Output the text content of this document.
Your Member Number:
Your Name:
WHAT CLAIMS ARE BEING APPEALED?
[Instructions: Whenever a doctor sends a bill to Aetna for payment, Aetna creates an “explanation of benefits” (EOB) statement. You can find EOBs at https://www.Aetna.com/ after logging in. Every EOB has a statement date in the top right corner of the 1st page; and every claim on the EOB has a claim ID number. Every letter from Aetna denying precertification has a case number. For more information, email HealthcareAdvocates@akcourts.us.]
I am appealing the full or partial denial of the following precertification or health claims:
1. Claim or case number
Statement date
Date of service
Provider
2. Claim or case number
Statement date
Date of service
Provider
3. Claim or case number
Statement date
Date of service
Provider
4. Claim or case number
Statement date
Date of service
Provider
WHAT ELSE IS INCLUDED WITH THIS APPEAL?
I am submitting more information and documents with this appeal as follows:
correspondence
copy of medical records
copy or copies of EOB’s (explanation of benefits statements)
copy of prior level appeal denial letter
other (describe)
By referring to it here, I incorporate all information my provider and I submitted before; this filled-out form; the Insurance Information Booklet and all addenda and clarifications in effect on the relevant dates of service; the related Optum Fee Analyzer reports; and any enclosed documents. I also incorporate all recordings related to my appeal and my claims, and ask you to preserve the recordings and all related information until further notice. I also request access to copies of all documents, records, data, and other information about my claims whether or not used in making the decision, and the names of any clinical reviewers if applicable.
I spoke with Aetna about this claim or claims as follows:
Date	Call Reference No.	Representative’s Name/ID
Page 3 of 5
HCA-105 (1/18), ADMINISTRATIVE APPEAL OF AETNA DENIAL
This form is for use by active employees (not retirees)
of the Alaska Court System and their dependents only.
● ● ● ●
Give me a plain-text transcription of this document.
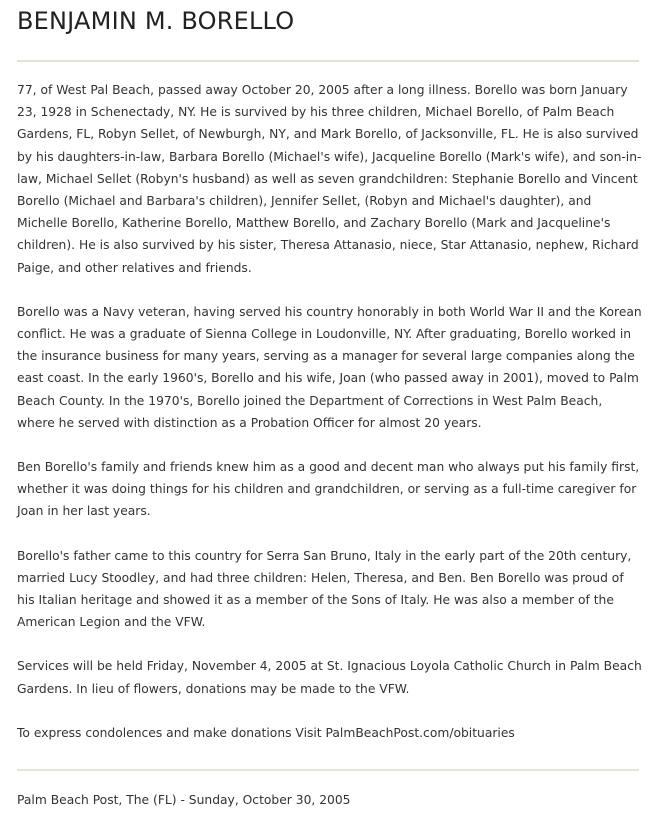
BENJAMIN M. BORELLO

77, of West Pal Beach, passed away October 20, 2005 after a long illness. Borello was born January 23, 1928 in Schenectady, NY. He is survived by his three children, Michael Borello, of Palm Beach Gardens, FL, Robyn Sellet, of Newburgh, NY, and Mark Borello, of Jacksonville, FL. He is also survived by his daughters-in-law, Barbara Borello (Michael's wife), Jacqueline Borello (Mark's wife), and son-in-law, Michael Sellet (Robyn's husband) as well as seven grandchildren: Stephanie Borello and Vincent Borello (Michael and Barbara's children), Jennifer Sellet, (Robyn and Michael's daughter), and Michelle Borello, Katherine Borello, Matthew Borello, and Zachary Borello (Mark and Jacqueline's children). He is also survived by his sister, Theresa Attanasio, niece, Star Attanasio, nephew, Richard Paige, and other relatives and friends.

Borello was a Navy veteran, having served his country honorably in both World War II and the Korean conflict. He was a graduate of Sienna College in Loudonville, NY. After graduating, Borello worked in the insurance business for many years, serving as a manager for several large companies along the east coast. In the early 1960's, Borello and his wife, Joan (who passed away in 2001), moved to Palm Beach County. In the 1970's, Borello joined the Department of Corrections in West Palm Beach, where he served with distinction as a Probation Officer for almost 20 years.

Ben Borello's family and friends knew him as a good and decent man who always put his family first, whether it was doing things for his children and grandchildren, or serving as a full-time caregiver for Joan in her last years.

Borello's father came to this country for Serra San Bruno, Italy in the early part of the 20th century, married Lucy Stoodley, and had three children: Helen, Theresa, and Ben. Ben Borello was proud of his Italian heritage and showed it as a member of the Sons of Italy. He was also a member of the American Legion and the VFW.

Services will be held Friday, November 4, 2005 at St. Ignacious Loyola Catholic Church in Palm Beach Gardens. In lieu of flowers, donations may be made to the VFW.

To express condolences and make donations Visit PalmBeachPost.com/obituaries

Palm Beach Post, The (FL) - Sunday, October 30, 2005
● ● ● ●
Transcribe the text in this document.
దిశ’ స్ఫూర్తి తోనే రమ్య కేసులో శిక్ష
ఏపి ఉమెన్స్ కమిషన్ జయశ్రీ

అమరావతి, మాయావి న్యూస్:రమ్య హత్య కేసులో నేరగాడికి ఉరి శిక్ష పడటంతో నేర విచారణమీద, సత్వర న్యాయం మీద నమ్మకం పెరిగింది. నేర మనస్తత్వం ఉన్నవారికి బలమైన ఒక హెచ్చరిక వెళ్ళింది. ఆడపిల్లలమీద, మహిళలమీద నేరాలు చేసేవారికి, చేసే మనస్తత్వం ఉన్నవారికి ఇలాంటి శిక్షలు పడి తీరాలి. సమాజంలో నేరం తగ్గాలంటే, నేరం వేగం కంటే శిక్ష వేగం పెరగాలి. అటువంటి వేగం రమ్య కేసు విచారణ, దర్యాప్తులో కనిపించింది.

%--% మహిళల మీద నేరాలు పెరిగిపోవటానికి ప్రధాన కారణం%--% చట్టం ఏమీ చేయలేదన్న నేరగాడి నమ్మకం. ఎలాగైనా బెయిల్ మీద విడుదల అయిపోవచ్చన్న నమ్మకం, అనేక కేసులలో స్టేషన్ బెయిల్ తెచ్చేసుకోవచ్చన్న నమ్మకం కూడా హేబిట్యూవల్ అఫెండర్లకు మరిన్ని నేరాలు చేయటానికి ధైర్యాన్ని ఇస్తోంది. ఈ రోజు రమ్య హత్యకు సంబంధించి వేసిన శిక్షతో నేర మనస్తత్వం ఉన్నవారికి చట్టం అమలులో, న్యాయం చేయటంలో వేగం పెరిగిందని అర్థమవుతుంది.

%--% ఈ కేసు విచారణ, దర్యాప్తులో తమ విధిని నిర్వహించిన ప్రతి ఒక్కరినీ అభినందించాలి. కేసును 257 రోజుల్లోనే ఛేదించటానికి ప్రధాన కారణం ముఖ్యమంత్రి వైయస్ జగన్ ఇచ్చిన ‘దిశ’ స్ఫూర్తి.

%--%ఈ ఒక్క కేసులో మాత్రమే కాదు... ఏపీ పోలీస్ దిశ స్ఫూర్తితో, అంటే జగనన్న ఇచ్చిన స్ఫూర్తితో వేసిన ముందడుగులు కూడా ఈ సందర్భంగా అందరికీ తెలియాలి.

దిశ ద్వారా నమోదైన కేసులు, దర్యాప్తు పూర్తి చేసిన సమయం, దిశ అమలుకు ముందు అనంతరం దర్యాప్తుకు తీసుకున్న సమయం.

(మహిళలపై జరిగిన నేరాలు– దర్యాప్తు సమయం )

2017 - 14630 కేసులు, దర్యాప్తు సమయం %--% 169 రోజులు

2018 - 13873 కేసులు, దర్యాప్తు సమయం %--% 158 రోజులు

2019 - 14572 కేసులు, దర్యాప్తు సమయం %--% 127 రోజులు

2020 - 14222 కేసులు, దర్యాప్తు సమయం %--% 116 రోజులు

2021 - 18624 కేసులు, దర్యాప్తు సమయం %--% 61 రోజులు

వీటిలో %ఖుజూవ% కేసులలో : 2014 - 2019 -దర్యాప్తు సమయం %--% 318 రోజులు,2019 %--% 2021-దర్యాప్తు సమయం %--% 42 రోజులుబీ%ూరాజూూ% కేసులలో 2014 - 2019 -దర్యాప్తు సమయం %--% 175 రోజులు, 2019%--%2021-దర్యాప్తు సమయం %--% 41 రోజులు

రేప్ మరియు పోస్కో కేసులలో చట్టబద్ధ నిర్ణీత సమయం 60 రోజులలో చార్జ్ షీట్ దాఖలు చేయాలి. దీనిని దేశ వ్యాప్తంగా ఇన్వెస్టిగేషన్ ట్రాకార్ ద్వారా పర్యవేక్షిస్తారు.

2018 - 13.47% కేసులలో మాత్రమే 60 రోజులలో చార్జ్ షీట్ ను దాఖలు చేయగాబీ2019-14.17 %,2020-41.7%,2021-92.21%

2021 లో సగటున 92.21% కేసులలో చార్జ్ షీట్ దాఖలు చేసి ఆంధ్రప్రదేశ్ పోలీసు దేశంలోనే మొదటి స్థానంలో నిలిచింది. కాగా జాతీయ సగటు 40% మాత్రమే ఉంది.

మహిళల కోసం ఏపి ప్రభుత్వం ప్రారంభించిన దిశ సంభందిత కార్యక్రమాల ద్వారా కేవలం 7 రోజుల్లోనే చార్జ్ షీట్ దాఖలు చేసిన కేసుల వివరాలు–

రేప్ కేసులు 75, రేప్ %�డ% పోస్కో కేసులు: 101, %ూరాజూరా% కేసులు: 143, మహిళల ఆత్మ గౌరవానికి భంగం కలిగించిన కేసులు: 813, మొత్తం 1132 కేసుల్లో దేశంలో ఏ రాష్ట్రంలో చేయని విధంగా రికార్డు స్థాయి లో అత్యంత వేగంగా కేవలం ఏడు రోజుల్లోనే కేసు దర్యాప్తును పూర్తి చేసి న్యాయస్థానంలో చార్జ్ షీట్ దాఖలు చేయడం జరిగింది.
● ● ● ●
▶ EXERCISE DIRECTIONS: From the listing above, pick out every line containing "more".

▶ WRITTEN SOLUTION:
[Instructions: Whenever a doctor sends a bill to Aetna for payment, Aetna creates an “explanation of benefits” (EOB) statement. You can find EOBs at https://www.Aetna.com/ after logging in. Every EOB has a statement date in the top right corner of the 1st page; and every claim on the EOB has a claim ID number. Every letter from Aetna denying precertification has a case number. For more information, email HealthcareAdvocates@akcourts.us.]
I am submitting more information and documents with this appeal as follows:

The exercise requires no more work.